** start of EXERCISE INPUT **
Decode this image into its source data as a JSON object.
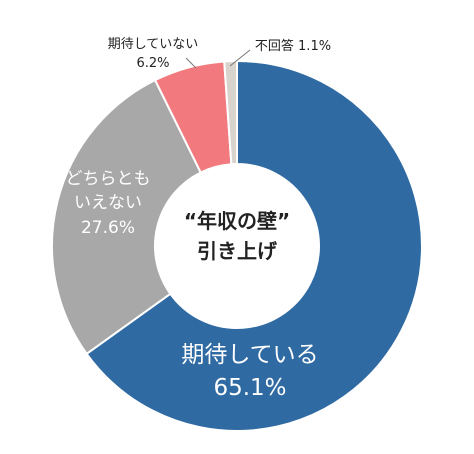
{
  "chart_data": {
    "type": "pie",
    "center_label": [
      "“年収の壁”",
      "引き上げ"
    ],
    "slices": [
      {
        "label": "期待している",
        "value": 65.1,
        "value_text": "65.1%",
        "color": "#2f6aa3"
      },
      {
        "label": "どちらともいえない",
        "label_lines": [
          "どちらとも",
          "いえない"
        ],
        "value": 27.6,
        "value_text": "27.6%",
        "color": "#a8a8a8"
      },
      {
        "label": "期待していない",
        "value": 6.2,
        "value_text": "6.2%",
        "color": "#f27a7e"
      },
      {
        "label": "不回答",
        "value": 1.1,
        "value_text": "1.1%",
        "color": "#d9d3cd"
      }
    ]
  }
}
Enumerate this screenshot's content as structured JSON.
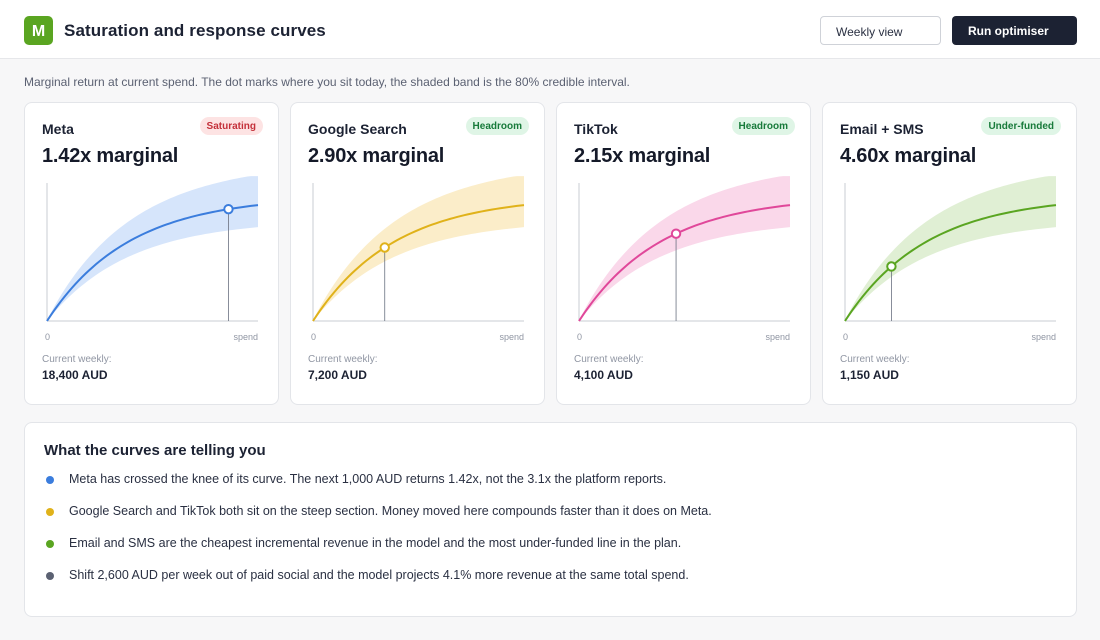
** end of EXERCISE INPUT **
Each entry should be repeated exactly as it appears; the pictures stay out.

▶ [RESULT OF THIS EXERCISE]:
Decode this image into its source data as a JSON object.
{
  "chart_data": {
    "type": "pie",
    "center_label": [
      "“年収の壁”",
      "引き上げ"
    ],
    "slices": [
      {
        "label": "期待している",
        "value": 65.1,
        "value_text": "65.1%",
        "color": "#2f6aa3"
      },
      {
        "label": "どちらともいえない",
        "label_lines": [
          "どちらとも",
          "いえない"
        ],
        "value": 27.6,
        "value_text": "27.6%",
        "color": "#a8a8a8"
      },
      {
        "label": "期待していない",
        "value": 6.2,
        "value_text": "6.2%",
        "color": "#f27a7e"
      },
      {
        "label": "不回答",
        "value": 1.1,
        "value_text": "1.1%",
        "color": "#d9d3cd"
      }
    ]
  }
}
Enumerate this screenshot's content as structured JSON.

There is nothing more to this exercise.